» Problem statement
Pictures do not belong in the copy; restate the records below word for word.

» Source records
BEGIN

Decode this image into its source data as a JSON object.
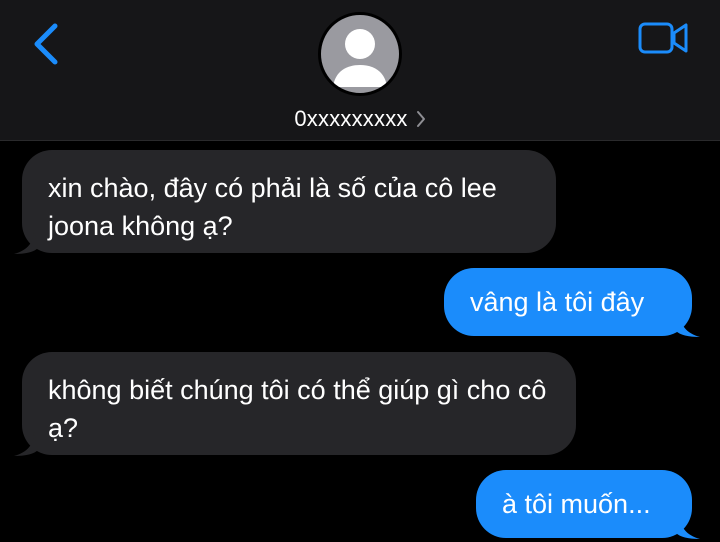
{
  "header": {
    "back_icon": "chevron-left-icon",
    "video_icon": "video-camera-icon",
    "avatar_icon": "person-silhouette-icon",
    "contact_name": "0xxxxxxxxx",
    "contact_chevron_icon": "chevron-right-icon"
  },
  "colors": {
    "accent": "#1b8cfb",
    "incoming_bubble": "#262629",
    "header_bg": "#161618",
    "background": "#000000"
  },
  "messages": [
    {
      "direction": "incoming",
      "text": "xin chào, đây có phải là số của cô lee joona không ạ?"
    },
    {
      "direction": "outgoing",
      "text": "vâng là tôi đây"
    },
    {
      "direction": "incoming",
      "text": "không biết chúng tôi có thể giúp gì cho cô ạ?"
    },
    {
      "direction": "outgoing",
      "text": "à tôi muốn..."
    }
  ]
}
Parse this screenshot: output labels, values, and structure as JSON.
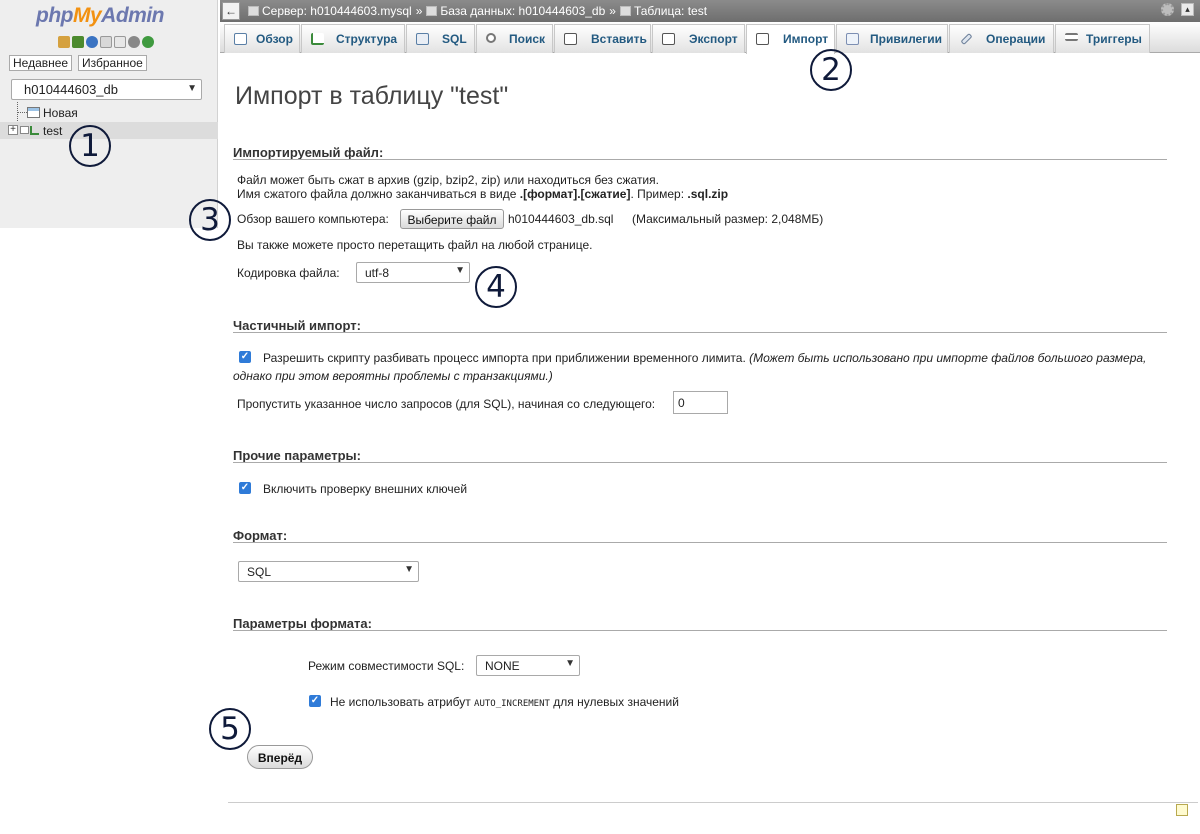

END

» Reply to the task
Decode this image into its source data as a JSON object.
{
  "header": {
    "back_icon": "chevron-left-icon",
    "video_icon": "video-camera-icon",
    "avatar_icon": "person-silhouette-icon",
    "contact_name": "0xxxxxxxxx",
    "contact_chevron_icon": "chevron-right-icon"
  },
  "colors": {
    "accent": "#1b8cfb",
    "incoming_bubble": "#262629",
    "header_bg": "#161618",
    "background": "#000000"
  },
  "messages": [
    {
      "direction": "incoming",
      "text": "xin chào, đây có phải là số của cô lee joona không ạ?"
    },
    {
      "direction": "outgoing",
      "text": "vâng là tôi đây"
    },
    {
      "direction": "incoming",
      "text": "không biết chúng tôi có thể giúp gì cho cô ạ?"
    },
    {
      "direction": "outgoing",
      "text": "à tôi muốn..."
    }
  ]
}
Parse this screenshot: output labels, values, and structure as JSON.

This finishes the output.